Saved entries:
· · · · · · ·
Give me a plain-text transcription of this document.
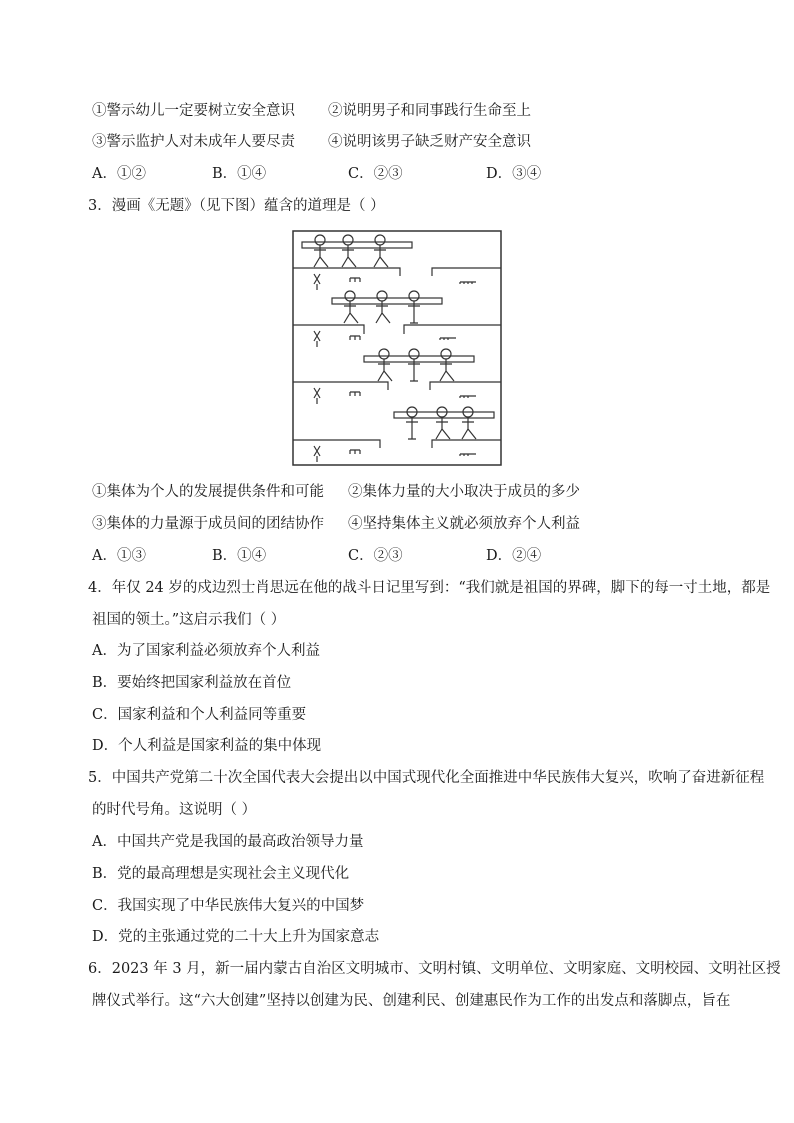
①警示幼儿一定要树立安全意识 ②说明男子和同事践行生命至上
③警示监护人对未成年人要尽责 ④说明该男子缺乏财产安全意识
A．①②	B．①④	C．②③	D．③④
3．漫画《无题》（见下图）蕴含的道理是（ ）
①集体为个人的发展提供条件和可能 ②集体力量的大小取决于成员的多少
③集体的力量源于成员间的团结协作 ④坚持集体主义就必须放弃个人利益
A．①③	B．①④	C．②③	D．②④
4．年仅 24 岁的戍边烈士肖思远在他的战斗日记里写到：“我们就是祖国的界碑，脚下的每一寸土地，都是
祖国的领土。”这启示我们（ ）
A．为了国家利益必须放弃个人利益
B．要始终把国家利益放在首位
C．国家利益和个人利益同等重要
D．个人利益是国家利益的集中体现
5．中国共产党第二十次全国代表大会提出以中国式现代化全面推进中华民族伟大复兴，吹响了奋进新征程
的时代号角。这说明（ ）
A．中国共产党是我国的最高政治领导力量
B．党的最高理想是实现社会主义现代化
C．我国实现了中华民族伟大复兴的中国梦
D．党的主张通过党的二十大上升为国家意志
6．2023 年 3 月，新一届内蒙古自治区文明城市、文明村镇、文明单位、文明家庭、文明校园、文明社区授
牌仪式举行。这“六大创建”坚持以创建为民、创建利民、创建惠民作为工作的出发点和落脚点，旨在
· · · · · · ·
Set problem: Set down the lines of the records above exactly, apart from the pictures.

Solution for this exercise:
Give me a plain-text transcription of this document.
①警示幼儿一定要树立安全意识 ②说明男子和同事践行生命至上
③警示监护人对未成年人要尽责 ④说明该男子缺乏财产安全意识
A．①②	B．①④	C．②③	D．③④
3．漫画《无题》（见下图）蕴含的道理是（ ）
①集体为个人的发展提供条件和可能 ②集体力量的大小取决于成员的多少
③集体的力量源于成员间的团结协作 ④坚持集体主义就必须放弃个人利益
A．①③	B．①④	C．②③	D．②④
4．年仅 24 岁的戍边烈士肖思远在他的战斗日记里写到：“我们就是祖国的界碑，脚下的每一寸土地，都是
祖国的领土。”这启示我们（ ）
A．为了国家利益必须放弃个人利益
B．要始终把国家利益放在首位
C．国家利益和个人利益同等重要
D．个人利益是国家利益的集中体现
5．中国共产党第二十次全国代表大会提出以中国式现代化全面推进中华民族伟大复兴，吹响了奋进新征程
的时代号角。这说明（ ）
A．中国共产党是我国的最高政治领导力量
B．党的最高理想是实现社会主义现代化
C．我国实现了中华民族伟大复兴的中国梦
D．党的主张通过党的二十大上升为国家意志
6．2023 年 3 月，新一届内蒙古自治区文明城市、文明村镇、文明单位、文明家庭、文明校园、文明社区授
牌仪式举行。这“六大创建”坚持以创建为民、创建利民、创建惠民作为工作的出发点和落脚点，旨在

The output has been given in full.